* **REQUIREMENTS**: Of the lines in the listing, how many include the string "jest"? Write the number and nothing else.

* **DATA SUPPLIED**:
▽

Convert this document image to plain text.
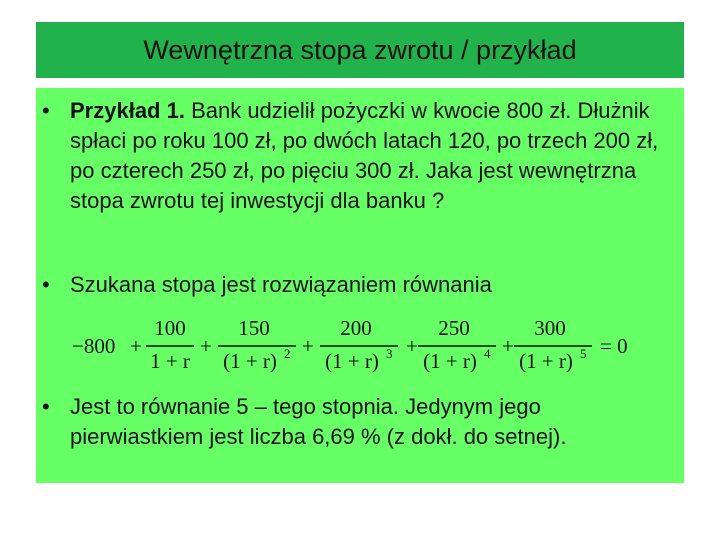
Wewnętrzna stopa zwrotu / przykład
• Przykład 1. Bank udzielił pożyczki w kwocie 800 zł. Dłużnik spłaci po roku 100 zł, po dwóch latach 120, po trzech 200 zł, po czterech 250 zł, po pięciu 300 zł. Jaka jest wewnętrzna stopa zwrotu tej inwestycji dla banku ?
• Szukana stopa jest rozwiązaniem równania
−800 +
100
1 + r
+
150
(1 + r) 2 +
200
(1 + r) 3 +
250
(1 + r) 4 +
300
(1 + r) 5 = 0
• Jest to równanie 5 – tego stopnia. Jedynym jego pierwiastkiem jest liczba 6,69 % (z dokł. do setnej).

△

* **RESULT FOR THIS TASK**: 3